Look through the listing below and work out how many of its lines hold the word "procesy". Give only the number.

# start of DATA PROVIDED

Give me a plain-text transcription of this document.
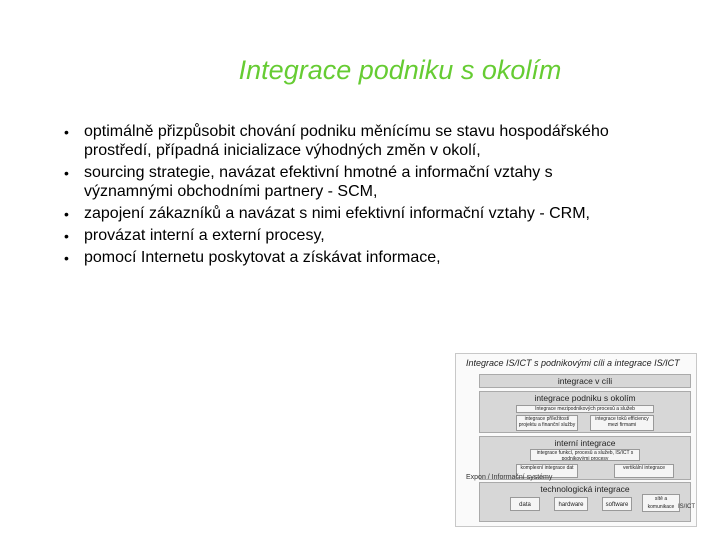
Integrace podniku s okolím
• optimálně přizpůsobit chování podniku měnícímu se stavu hospodářského prostředí, případná inicializace výhodných změn v okolí,
• sourcing strategie, navázat efektivní hmotné a informační vztahy s významnými obchodními partnery - SCM,
• zapojení zákazníků a navázat s nimi efektivní informační vztahy - CRM,
• provázat interní a externí procesy,
• pomocí Internetu poskytovat a získávat informace,
Integrace IS/ICT s podnikovými cíli a integrace IS/ICT
integrace v cíli
integrace podniku s okolím
Integrace mezipodnikových procesů a služeb
integrace příležitostí projektu a finanční služby
integrace toků efficiency mezi firmami
interní integrace
integrace funkcí, procesů a služeb, IS/ICT s podnikovými procesy
komplexní integrace dat	vertikální integrace
technologická integrace
data	hardware	software
sítě a komunikace
Expon / Informační systémy
IS/ICT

# end of DATA PROVIDED

RESPONSE TO THIS TASK: 2